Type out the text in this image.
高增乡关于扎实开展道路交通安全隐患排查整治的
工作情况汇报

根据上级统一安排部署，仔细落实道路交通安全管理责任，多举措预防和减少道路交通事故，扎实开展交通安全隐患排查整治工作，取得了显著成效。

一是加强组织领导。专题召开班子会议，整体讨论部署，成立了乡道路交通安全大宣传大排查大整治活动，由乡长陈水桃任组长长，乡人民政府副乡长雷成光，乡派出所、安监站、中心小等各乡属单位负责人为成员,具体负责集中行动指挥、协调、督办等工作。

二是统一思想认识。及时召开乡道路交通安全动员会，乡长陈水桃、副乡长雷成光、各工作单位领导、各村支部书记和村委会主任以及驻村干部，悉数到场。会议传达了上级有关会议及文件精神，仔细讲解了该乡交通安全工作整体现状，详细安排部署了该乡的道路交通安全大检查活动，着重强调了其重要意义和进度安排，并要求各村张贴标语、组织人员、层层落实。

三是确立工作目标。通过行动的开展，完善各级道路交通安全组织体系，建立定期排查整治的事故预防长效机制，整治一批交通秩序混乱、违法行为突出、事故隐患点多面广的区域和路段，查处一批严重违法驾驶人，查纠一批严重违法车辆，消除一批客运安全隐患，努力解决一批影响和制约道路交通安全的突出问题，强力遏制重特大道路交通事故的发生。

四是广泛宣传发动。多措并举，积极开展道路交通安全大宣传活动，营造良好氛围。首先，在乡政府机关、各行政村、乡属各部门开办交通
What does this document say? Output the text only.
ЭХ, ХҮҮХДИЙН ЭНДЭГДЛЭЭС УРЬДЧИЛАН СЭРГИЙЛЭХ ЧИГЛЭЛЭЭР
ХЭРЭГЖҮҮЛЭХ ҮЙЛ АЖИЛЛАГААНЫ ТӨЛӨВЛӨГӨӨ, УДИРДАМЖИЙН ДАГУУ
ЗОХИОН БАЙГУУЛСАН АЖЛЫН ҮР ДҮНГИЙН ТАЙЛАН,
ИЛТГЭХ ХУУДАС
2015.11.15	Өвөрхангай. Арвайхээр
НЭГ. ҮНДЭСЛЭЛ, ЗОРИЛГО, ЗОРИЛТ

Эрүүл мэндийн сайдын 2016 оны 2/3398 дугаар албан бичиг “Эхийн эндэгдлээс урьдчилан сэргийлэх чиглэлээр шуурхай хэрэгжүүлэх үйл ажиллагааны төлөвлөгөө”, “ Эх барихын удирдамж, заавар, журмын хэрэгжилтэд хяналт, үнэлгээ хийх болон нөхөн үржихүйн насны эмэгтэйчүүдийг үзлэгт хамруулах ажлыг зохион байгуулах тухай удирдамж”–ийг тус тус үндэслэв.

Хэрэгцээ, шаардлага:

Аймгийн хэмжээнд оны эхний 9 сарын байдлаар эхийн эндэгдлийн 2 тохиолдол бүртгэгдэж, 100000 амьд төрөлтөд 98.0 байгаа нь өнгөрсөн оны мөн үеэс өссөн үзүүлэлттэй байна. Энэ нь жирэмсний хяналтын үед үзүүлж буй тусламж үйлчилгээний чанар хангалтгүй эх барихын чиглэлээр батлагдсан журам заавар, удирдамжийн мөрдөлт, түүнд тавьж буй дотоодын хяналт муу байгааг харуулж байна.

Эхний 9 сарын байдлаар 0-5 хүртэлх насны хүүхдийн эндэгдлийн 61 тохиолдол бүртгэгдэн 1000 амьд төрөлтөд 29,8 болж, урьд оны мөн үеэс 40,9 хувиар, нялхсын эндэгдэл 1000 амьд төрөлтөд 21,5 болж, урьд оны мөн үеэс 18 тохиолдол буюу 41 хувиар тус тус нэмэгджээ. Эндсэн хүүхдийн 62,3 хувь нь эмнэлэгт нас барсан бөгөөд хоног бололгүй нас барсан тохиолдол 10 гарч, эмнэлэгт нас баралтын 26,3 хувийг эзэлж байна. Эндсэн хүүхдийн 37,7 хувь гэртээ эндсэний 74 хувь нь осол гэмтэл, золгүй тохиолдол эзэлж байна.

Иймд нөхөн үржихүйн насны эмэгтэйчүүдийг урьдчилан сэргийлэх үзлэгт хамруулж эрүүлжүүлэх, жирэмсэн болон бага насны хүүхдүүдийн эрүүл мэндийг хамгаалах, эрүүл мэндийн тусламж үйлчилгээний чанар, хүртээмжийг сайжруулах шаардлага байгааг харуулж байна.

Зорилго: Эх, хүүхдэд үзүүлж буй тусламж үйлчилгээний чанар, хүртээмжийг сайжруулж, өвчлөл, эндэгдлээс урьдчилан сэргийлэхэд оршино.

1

▶ [Stated goal]:
Above are the records; copy every line in them that holds the word "text".

▶ [Output of the exercise]:
Type out the text in this image.
What does this document say? Output the text only.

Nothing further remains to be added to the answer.